LIST OF TASKS -
- A) Set down word for word the text on long polling and WebSockets, between "Overall, long polling’s" and "a timely manner.", inclusive.
- B) Extend the text on long polling and WebSockets, picking up right after its final sentence.

TEXT PASSAGE -
◇ ◇ ◇ ◇ ◇

While this reduces the need for repeated requests as in standard polling, long polling has several limitations:
Connection Overhead: Each message exchange requires re-establishing the connection, creating significant overhead and putting a heavy load on servers and network resources.
Resource Consumption: The server must maintain many open connections, consuming memory and capacity even without active data exchange.
Latency Issues: If the timeout is long, messages may be delayed. If short, frequent resets add the same overhead as standard polling.
Overall, long polling’s connection and resource demands make it less suited for real-time chat applications.
WebSockets
WebSockets on the other hand eliminate the need for repeated HTTP handshakes, headers, and responses, reducing overhead and enhancing performance.
The client and server establish a connection once, and this connection stays open for the entire chat session, enabling seamless data transfer.
This persistent connection makes WebSocket ideal for real-time communication, where both the client and server need to exchange data frequently and in a timely manner.

◇ ◇ ◇ ◇ ◇

AVAILABLE DATA -
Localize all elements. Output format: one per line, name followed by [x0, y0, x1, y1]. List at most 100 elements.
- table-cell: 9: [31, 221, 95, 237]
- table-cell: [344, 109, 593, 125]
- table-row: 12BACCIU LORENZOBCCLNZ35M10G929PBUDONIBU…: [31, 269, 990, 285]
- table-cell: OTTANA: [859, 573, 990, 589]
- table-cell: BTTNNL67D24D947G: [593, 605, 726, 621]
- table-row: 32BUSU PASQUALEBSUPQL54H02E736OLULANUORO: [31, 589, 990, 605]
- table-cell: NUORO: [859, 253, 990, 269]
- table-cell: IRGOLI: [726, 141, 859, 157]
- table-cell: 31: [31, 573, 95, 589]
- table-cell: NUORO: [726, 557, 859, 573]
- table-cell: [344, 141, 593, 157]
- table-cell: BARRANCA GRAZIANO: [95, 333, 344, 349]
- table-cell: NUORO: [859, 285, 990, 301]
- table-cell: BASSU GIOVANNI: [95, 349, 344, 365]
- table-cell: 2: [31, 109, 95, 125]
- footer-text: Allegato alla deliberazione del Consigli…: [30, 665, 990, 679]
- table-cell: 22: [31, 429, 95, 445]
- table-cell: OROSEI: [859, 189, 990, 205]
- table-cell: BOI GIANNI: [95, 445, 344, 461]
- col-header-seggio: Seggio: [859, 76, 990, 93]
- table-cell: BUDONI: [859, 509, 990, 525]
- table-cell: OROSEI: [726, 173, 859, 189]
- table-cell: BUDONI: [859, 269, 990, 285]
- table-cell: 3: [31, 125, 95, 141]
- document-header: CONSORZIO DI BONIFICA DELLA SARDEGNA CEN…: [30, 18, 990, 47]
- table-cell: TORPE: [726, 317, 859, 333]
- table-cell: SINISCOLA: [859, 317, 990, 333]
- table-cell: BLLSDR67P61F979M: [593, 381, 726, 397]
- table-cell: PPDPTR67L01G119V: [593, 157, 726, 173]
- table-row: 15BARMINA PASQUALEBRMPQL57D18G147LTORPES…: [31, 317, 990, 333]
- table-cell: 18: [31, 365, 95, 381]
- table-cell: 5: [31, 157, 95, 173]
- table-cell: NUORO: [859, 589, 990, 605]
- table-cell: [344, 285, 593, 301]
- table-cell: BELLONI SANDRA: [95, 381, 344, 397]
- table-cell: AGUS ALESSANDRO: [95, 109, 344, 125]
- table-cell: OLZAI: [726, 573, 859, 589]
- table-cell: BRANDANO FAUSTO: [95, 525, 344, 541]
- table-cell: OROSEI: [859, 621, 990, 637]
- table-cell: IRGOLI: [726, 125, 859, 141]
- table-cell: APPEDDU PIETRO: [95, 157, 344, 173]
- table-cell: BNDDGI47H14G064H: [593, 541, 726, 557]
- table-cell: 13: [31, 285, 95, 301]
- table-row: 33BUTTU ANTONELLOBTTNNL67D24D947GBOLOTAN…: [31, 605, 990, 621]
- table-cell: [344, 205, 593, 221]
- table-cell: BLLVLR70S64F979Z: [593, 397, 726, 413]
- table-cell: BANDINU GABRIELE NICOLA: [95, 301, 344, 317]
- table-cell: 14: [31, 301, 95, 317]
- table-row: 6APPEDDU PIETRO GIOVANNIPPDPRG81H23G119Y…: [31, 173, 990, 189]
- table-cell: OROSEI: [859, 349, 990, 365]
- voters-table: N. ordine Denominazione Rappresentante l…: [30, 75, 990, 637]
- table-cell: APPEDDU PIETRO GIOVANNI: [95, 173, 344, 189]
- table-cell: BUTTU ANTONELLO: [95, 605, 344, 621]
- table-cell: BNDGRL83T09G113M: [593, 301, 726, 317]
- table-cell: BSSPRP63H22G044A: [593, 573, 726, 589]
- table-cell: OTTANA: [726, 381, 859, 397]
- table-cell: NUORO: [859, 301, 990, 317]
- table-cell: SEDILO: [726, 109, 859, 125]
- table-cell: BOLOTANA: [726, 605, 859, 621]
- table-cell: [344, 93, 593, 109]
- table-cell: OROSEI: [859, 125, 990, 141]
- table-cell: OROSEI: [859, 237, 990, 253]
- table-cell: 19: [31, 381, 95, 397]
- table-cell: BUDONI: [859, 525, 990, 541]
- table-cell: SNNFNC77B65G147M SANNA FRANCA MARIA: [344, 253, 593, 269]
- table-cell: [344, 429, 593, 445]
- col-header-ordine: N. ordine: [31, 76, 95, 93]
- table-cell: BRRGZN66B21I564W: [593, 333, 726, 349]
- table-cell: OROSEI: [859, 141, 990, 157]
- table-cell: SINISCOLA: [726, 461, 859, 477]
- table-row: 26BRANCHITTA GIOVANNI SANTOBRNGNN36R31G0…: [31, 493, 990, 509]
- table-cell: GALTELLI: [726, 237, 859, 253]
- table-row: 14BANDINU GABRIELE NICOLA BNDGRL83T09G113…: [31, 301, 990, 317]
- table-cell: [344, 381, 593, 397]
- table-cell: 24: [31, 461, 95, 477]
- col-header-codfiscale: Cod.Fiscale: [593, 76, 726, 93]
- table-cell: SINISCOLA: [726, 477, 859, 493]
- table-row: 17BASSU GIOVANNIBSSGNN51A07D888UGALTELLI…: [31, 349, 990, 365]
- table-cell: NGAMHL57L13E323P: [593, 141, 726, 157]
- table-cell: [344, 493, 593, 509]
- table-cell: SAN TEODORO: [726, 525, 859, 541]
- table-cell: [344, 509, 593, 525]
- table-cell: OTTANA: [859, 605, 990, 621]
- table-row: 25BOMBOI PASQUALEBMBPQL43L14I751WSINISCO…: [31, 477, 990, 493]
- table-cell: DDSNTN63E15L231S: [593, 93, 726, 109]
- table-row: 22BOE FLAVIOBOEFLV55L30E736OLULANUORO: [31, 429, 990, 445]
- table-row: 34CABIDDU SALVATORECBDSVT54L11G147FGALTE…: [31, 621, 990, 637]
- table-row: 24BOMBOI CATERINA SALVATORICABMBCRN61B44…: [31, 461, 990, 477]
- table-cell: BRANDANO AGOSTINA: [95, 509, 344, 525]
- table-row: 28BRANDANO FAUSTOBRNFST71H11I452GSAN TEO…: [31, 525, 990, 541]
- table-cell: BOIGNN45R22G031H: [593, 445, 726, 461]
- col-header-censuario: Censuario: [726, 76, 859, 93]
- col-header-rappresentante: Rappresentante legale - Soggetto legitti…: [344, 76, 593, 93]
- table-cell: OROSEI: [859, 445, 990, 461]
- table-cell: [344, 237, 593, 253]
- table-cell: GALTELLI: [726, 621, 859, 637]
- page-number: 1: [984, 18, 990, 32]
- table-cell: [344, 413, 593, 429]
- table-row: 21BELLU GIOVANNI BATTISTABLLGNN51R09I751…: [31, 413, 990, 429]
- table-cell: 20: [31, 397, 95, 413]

◇ ◇ ◇ ◇ ◇

ANSWERS FOR THE TASKS -
- A)
Overall, long polling’s connection and resource demands make it less suited for real-time chat applications.
WebSockets
WebSockets on the other hand eliminate the need for repeated HTTP handshakes, headers, and responses, reducing overhead and enhancing performance.
The client and server establish a connection once, and this connection stays open for the entire chat session, enabling seamless data transfer.
This persistent connection makes WebSocket ideal for real-time communication, where both the client and server need to exchange data frequently and in a timely manner.

- B)
5.2 Real-time Message Delivery
Establishing the Connection
When a user opens the chat app, it initiates a WebSocket connection with one of the chat servers. This persistent connection remains open throughout the chat session, enabling real-time communication between the client and server without requiring repeated HTTP requests.
Sending Messages
Once connected, when User A sends a message to User B, the message travels through User A’s WebSocket connection to the server managing that connection (Server A).
Server A then looks up the user connection cache to determine whether User B is online and, if so, which server currently holds User B's connection.
If User B is online: Server A forwards the message to Server B, which delivers it to User B via their open WebSocket connection.
If User B is offline: Server A sends the message to the notification service, which triggers a push notification to notify User B of the new message.
5.3 Message Delivery Indicators
WebSockets enable real-time status updates for messages (e.g., “message sent,” “message delivered,” “message read”), providing users with instant feedback on message states.
Message Sent
When User A sends a message, it is transmitted over their WebSocket connection to the server handling their connection (Server A).
Server A receives the message, pushes it to the message queue for storage, and sends an acknowledgment back to User A.
Upon receiving this acknowledgment, User A’s app updates the message status to “sent.”
If User A is offline when attempting to send a message, the message won’t be sent until they are back online. The message remains in a pending state on User A's device until it reconnects and successfully sends the message to Server A.
Message Delivered
Once the User B receives the message, it sends an acknowledgment to Server B.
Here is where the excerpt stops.